→ Exercise task
Copy the lines of the records below verbatim, from the line with "plot-frame xyxy=(99,53,703,331)" to the line with "x-tick-label: 2022/06 xyxy=(381,336,394,382)", including both of those lines.

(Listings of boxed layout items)
□ □ □ □
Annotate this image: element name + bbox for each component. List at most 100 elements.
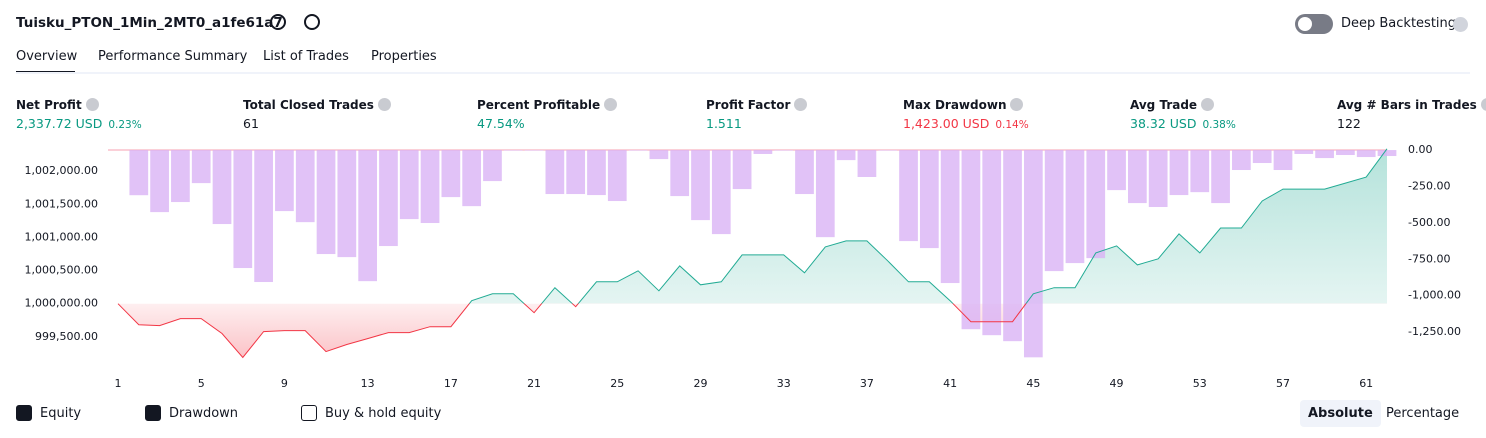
x-tick-label: 1 [115,377,122,390]
drawdown-bar [462,150,482,207]
metric-value: 2,337.72 USD [16,116,103,131]
drawdown-bar [275,150,294,212]
help-icon[interactable] [1453,17,1468,32]
metric-change: 0.14% [995,119,1029,131]
drawdown-bar [753,150,773,154]
tab[interactable]: Properties [371,49,437,64]
drawdown-bar [316,150,336,255]
drawdown-bar [295,150,315,223]
drawdown-bar [1065,150,1085,264]
drawdown-bar [1127,150,1147,204]
y2-tick-label: -1,000.00 [1408,289,1461,302]
metric: Profit Factor 1.511 [706,94,808,132]
legend-item[interactable]: Buy & hold equity [301,405,441,421]
toggle-label: Deep Backtesting [1341,16,1457,31]
drawdown-bar [919,150,939,249]
metric-value: 1.511 [706,116,742,131]
drawdown-bar [628,150,648,151]
x-tick-label: 45 [1026,377,1040,390]
mode-button[interactable]: Percentage [1386,406,1460,421]
x-tick-label: 61 [1359,377,1373,390]
metric-label: Avg # Bars in Trades [1337,98,1477,112]
drawdown-bar [1003,150,1022,342]
drawdown-bar [483,150,502,182]
drawdown-bar [191,150,211,184]
x-tick-label: 5 [198,377,205,390]
x-tick-label: 53 [1193,377,1207,390]
drawdown-bar [1169,150,1189,196]
drawdown-bar [691,150,710,221]
drawdown-bar [129,150,149,196]
metric: Avg Trade 38.32 USD 0.38% [1130,94,1236,132]
drawdown-bar [1377,150,1397,157]
drawdown-bar [441,150,461,198]
drawdown-bar [587,150,606,196]
tab[interactable]: Overview [16,49,78,64]
tab[interactable]: List of Trades [263,49,349,64]
metric-value: 1,423.00 USD [903,116,990,131]
y-tick-label: 1,001,500.00 [25,197,98,210]
drawdown-bar [899,150,918,242]
drawdown-bar [857,150,877,177]
x-tick-label: 17 [444,377,458,390]
metric-label: Avg Trade [1130,98,1198,112]
tab[interactable]: Performance Summary [98,49,248,64]
legend-item[interactable]: Equity [16,405,81,421]
y-tick-label: 999,500.00 [35,330,98,343]
x-tick-label: 57 [1276,377,1290,390]
mode-button[interactable]: Absolute [1300,400,1381,427]
drawdown-bar [670,150,690,197]
drawdown-bar [1086,150,1106,259]
x-tick-label: 41 [943,377,957,390]
drawdown-bar [399,150,419,220]
drawdown-bar [711,150,731,235]
drawdown-bar [524,150,544,151]
drawdown-bar [1356,150,1376,158]
x-tick-label: 13 [361,377,375,390]
y-tick-label: 1,000,000.00 [25,297,98,310]
drawdown-bar [566,150,586,195]
drawdown-bar [150,150,169,213]
x-tick-label: 33 [777,377,791,390]
drawdown-bar [732,150,752,190]
metric-label: Net Profit [16,98,82,112]
y-tick-label: 1,000,500.00 [25,264,98,277]
legend-item[interactable]: Drawdown [145,405,238,421]
metric: Max Drawdown 1,423.00 USD 0.14% [903,94,1029,132]
equity-area [118,148,1387,358]
metric: Avg # Bars in Trades 122 [1337,94,1486,132]
drawdown-bar [1148,150,1168,208]
drawdown-bar [337,150,357,258]
drawdown-bar [961,150,981,330]
drawdown-bar [1190,150,1210,193]
metric-value: 38.32 USD [1130,116,1197,131]
drawdown-bar [607,150,627,202]
alert-icon[interactable] [304,14,320,30]
legend-label: Buy & hold equity [325,406,442,421]
drawdown-bar [358,150,378,282]
y2-tick-label: -1,250.00 [1408,325,1461,338]
drawdown-bar [795,150,814,195]
drawdown-bar [503,150,523,151]
x-tick-label: 29 [693,377,707,390]
drawdown-bar [233,150,253,269]
metric-value: 61 [243,116,259,131]
drawdown-bar [1232,150,1251,171]
equity-line [117,148,1388,359]
drawdown-bar [815,150,835,238]
drawdown-bar [1294,150,1314,154]
tab-border [16,72,1470,74]
metric-label: Total Closed Trades [243,98,374,112]
drawdown-bar [254,150,273,283]
x-tick-label: 49 [1110,377,1124,390]
metric-label: Percent Profitable [477,98,601,112]
toggle[interactable] [1295,14,1333,34]
y2-tick-label: 0.00 [1408,143,1433,156]
y2-tick-label: -750.00 [1408,252,1450,265]
drawdown-bar [212,150,232,225]
metric-value: 122 [1337,116,1361,131]
x-tick-label: 9 [281,377,288,390]
settings-icon[interactable] [270,14,286,30]
metric: Net Profit 2,337.72 USD 0.23% [16,94,142,132]
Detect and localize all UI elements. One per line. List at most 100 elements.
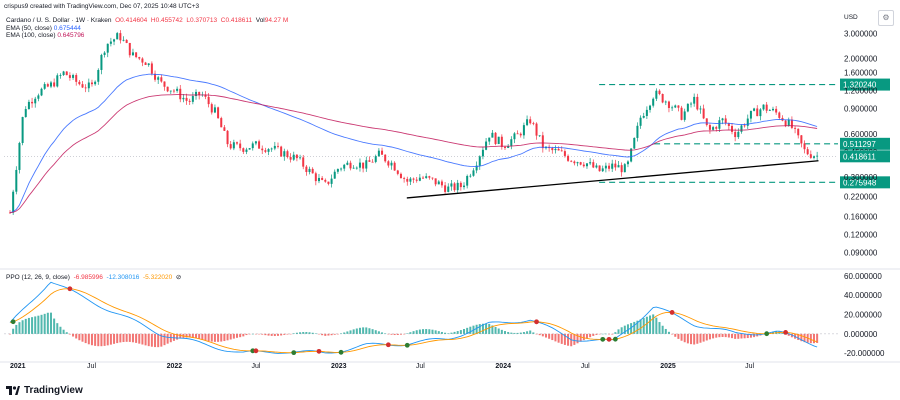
candle-body[interactable] <box>642 115 645 118</box>
candle-body[interactable] <box>365 160 368 169</box>
candle-body[interactable] <box>450 183 453 187</box>
candle-body[interactable] <box>283 151 286 157</box>
candle-body[interactable] <box>273 145 276 149</box>
candle-body[interactable] <box>267 149 270 152</box>
candle-body[interactable] <box>157 77 160 80</box>
candle-body[interactable] <box>94 81 97 85</box>
candle-body[interactable] <box>576 162 579 164</box>
candle-body[interactable] <box>280 146 283 157</box>
candle-body[interactable] <box>185 97 188 101</box>
candle-body[interactable] <box>803 143 806 150</box>
candle-body[interactable] <box>242 148 245 152</box>
candle-body[interactable] <box>626 161 629 165</box>
candle-body[interactable] <box>191 96 194 102</box>
candle-body[interactable] <box>122 39 125 41</box>
candle-body[interactable] <box>696 96 699 110</box>
candle-body[interactable] <box>478 156 481 166</box>
candle-body[interactable] <box>305 166 308 173</box>
candle-body[interactable] <box>314 173 317 182</box>
candle-body[interactable] <box>746 118 749 126</box>
candle-body[interactable] <box>324 179 327 182</box>
candle-body[interactable] <box>538 135 541 137</box>
candle-body[interactable] <box>617 165 620 168</box>
candle-body[interactable] <box>299 157 302 159</box>
candle-body[interactable] <box>213 107 216 113</box>
candle-body[interactable] <box>715 127 718 129</box>
candle-body[interactable] <box>138 57 141 59</box>
candle-body[interactable] <box>15 169 18 192</box>
ppo-signal-line[interactable] <box>9 288 818 354</box>
candle-body[interactable] <box>333 171 336 179</box>
candle-body[interactable] <box>12 191 15 213</box>
candle-body[interactable] <box>806 149 809 155</box>
candle-body[interactable] <box>37 95 40 99</box>
candle-body[interactable] <box>444 185 447 192</box>
candle-body[interactable] <box>431 177 434 179</box>
candle-body[interactable] <box>633 137 636 149</box>
candle-body[interactable] <box>27 101 30 110</box>
candle-body[interactable] <box>469 175 472 177</box>
candle-body[interactable] <box>699 108 702 110</box>
candle-body[interactable] <box>418 177 421 181</box>
candle-body[interactable] <box>425 176 428 178</box>
candle-body[interactable] <box>759 109 762 117</box>
candle-body[interactable] <box>630 148 633 162</box>
candle-body[interactable] <box>775 108 778 113</box>
candle-body[interactable] <box>340 168 343 170</box>
candle-body[interactable] <box>144 62 147 65</box>
candle-body[interactable] <box>81 84 84 88</box>
candle-body[interactable] <box>816 155 819 157</box>
candle-body[interactable] <box>182 97 185 100</box>
candle-body[interactable] <box>154 73 157 80</box>
candle-body[interactable] <box>683 111 686 120</box>
candle-body[interactable] <box>494 132 497 144</box>
ema50-line[interactable] <box>9 73 818 214</box>
candle-body[interactable] <box>166 86 169 92</box>
candle-body[interactable] <box>522 125 525 136</box>
candle-body[interactable] <box>254 141 257 144</box>
candle-body[interactable] <box>113 39 116 42</box>
candle-body[interactable] <box>718 120 721 129</box>
candle-body[interactable] <box>65 71 68 76</box>
candle-body[interactable] <box>671 107 674 109</box>
candle-body[interactable] <box>434 178 437 185</box>
candle-body[interactable] <box>570 160 573 162</box>
candle-body[interactable] <box>620 165 623 173</box>
candle-body[interactable] <box>557 148 560 151</box>
candle-body[interactable] <box>507 146 510 148</box>
candle-body[interactable] <box>491 132 494 138</box>
candle-body[interactable] <box>377 150 380 157</box>
candle-body[interactable] <box>554 148 557 151</box>
candle-body[interactable] <box>485 141 488 150</box>
candle-body[interactable] <box>526 119 529 126</box>
candle-body[interactable] <box>740 125 743 132</box>
candle-body[interactable] <box>560 150 563 152</box>
candle-body[interactable] <box>592 162 595 168</box>
candle-body[interactable] <box>611 163 614 169</box>
candle-body[interactable] <box>179 88 182 100</box>
candle-body[interactable] <box>90 82 93 85</box>
candle-body[interactable] <box>708 125 711 130</box>
candle-body[interactable] <box>103 52 106 55</box>
candle-body[interactable] <box>78 81 81 85</box>
candle-body[interactable] <box>563 151 566 156</box>
candle-body[interactable] <box>204 94 207 97</box>
candle-body[interactable] <box>636 125 639 138</box>
candle-body[interactable] <box>223 127 226 131</box>
candle-body[interactable] <box>160 77 163 82</box>
candle-body[interactable] <box>106 43 109 53</box>
candle-body[interactable] <box>46 84 49 87</box>
candle-body[interactable] <box>797 128 800 136</box>
candle-body[interactable] <box>116 33 119 40</box>
ppo-line[interactable] <box>9 281 818 354</box>
candle-body[interactable] <box>258 141 261 149</box>
candle-body[interactable] <box>604 165 607 169</box>
candle-body[interactable] <box>762 104 765 110</box>
visibility-icon[interactable]: ⊘ <box>175 274 182 281</box>
candle-body[interactable] <box>292 154 295 160</box>
candle-body[interactable] <box>387 161 390 166</box>
candle-body[interactable] <box>529 119 532 124</box>
candle-body[interactable] <box>150 63 153 74</box>
candle-body[interactable] <box>302 157 305 167</box>
candle-body[interactable] <box>447 186 450 192</box>
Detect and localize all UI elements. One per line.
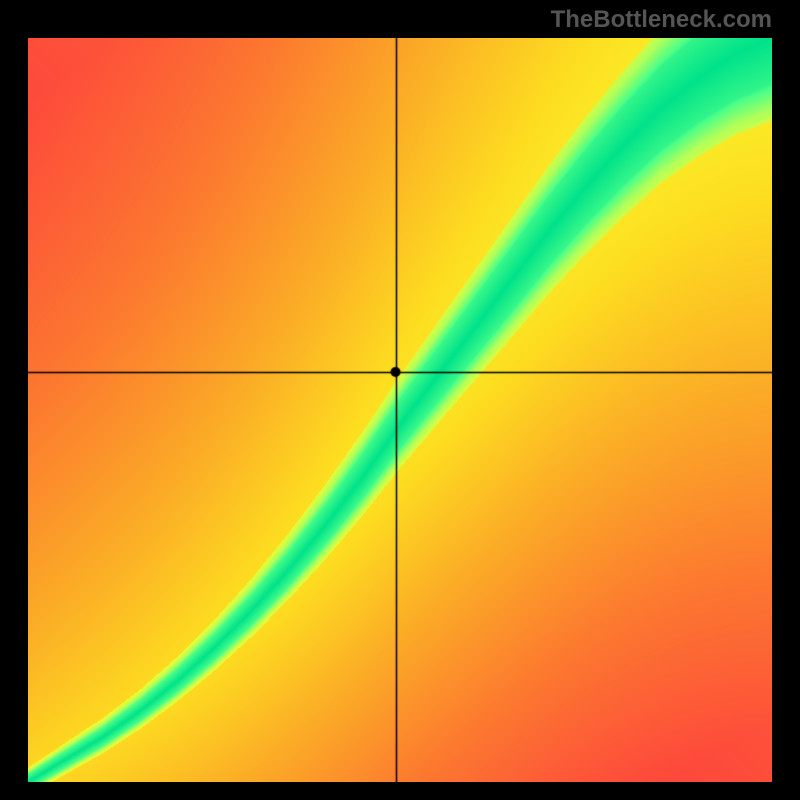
attribution-text: TheBottleneck.com <box>551 6 772 34</box>
chart-container: TheBottleneck.com <box>0 0 800 800</box>
plot-area <box>28 38 772 782</box>
bottleneck-heatmap <box>28 38 772 782</box>
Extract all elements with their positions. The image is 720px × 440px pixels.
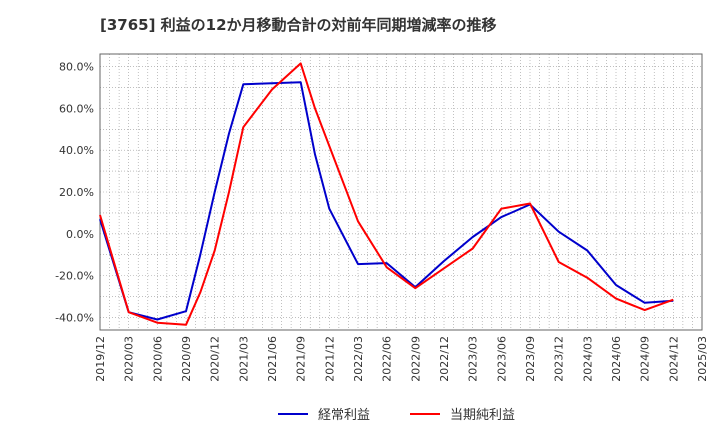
plot-frame xyxy=(99,53,703,331)
x-axis: 2019/12 2020/03 2020/06 2020/09 2020/12 2021/… xyxy=(94,336,709,382)
legend-label-2: 当期純利益 xyxy=(450,408,515,423)
y-tick-label: -20.0% xyxy=(55,270,94,283)
y-tick-label: 80.0% xyxy=(59,61,94,74)
x-tick-label: 2020/06 xyxy=(151,336,164,382)
x-tick-label: 2021/12 xyxy=(323,336,336,382)
x-tick-label: 2021/09 xyxy=(295,336,308,382)
x-tick-label: 2024/09 xyxy=(639,336,652,382)
y-tick-label: 60.0% xyxy=(59,102,94,115)
series-line-1 xyxy=(99,81,674,321)
x-tick-label: 2025/03 xyxy=(696,336,709,382)
x-tick-label: 2021/06 xyxy=(266,336,279,382)
x-tick-label: 2022/09 xyxy=(409,336,422,382)
x-tick-label: 2019/12 xyxy=(94,336,107,382)
x-tick-label: 2023/09 xyxy=(524,336,537,382)
y-tick-label: 0.0% xyxy=(66,228,94,241)
x-tick-label: 2024/06 xyxy=(610,336,623,382)
legend-label-1: 経常利益 xyxy=(318,408,370,423)
x-tick-label: 2020/09 xyxy=(180,336,193,382)
chart-title: [3765] 利益の12か月移動合計の対前年同期増減率の推移 xyxy=(100,16,497,34)
x-tick-label: 2022/06 xyxy=(381,336,394,382)
x-tick-label: 2023/03 xyxy=(467,336,480,382)
x-tick-label: 2020/03 xyxy=(123,336,136,382)
grid xyxy=(100,54,702,330)
y-tick-label: 40.0% xyxy=(59,144,94,157)
y-axis: -40.0% -20.0% 0.0% 20.0% 40.0% 60.0% 80.0% xyxy=(55,61,94,325)
x-tick-label: 2024/12 xyxy=(667,336,680,382)
x-tick-label: 2021/03 xyxy=(237,336,250,382)
y-tick-label: 20.0% xyxy=(59,186,94,199)
x-tick-label: 2022/03 xyxy=(352,336,365,382)
x-tick-label: 2023/12 xyxy=(553,336,566,382)
series xyxy=(99,62,674,326)
x-tick-label: 2023/06 xyxy=(495,336,508,382)
x-tick-label: 2020/12 xyxy=(209,336,222,382)
series-line-2 xyxy=(99,62,674,326)
x-tick-label: 2024/03 xyxy=(581,336,594,382)
y-tick-label: -40.0% xyxy=(55,311,94,324)
x-tick-label: 2022/12 xyxy=(438,336,451,382)
legend: 経常利益 当期純利益 xyxy=(278,408,515,423)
□ □ □ □
→ Response
plot-frame xyxy=(99,53,703,331)
x-axis: 2019/12 2020/03 2020/06 2020/09 2020/12 2021/… xyxy=(94,336,709,382)
legend-label-2: 当期純利益 xyxy=(450,408,515,423)
y-tick-label: -20.0% xyxy=(55,270,94,283)
y-tick-label: 80.0% xyxy=(59,61,94,74)
x-tick-label: 2020/06 xyxy=(151,336,164,382)
x-tick-label: 2021/12 xyxy=(323,336,336,382)
x-tick-label: 2021/09 xyxy=(295,336,308,382)
x-tick-label: 2024/09 xyxy=(639,336,652,382)
y-tick-label: 60.0% xyxy=(59,102,94,115)
series-line-1 xyxy=(99,81,674,321)
x-tick-label: 2025/03 xyxy=(696,336,709,382)
x-tick-label: 2021/06 xyxy=(266,336,279,382)
x-tick-label: 2022/09 xyxy=(409,336,422,382)
x-tick-label: 2019/12 xyxy=(94,336,107,382)
x-tick-label: 2023/09 xyxy=(524,336,537,382)
y-tick-label: 0.0% xyxy=(66,228,94,241)
x-tick-label: 2024/06 xyxy=(610,336,623,382)
legend-label-1: 経常利益 xyxy=(318,408,370,423)
x-tick-label: 2020/09 xyxy=(180,336,193,382)
chart-title: [3765] 利益の12か月移動合計の対前年同期増減率の推移 xyxy=(100,16,497,34)
x-tick-label: 2022/06 xyxy=(381,336,394,382)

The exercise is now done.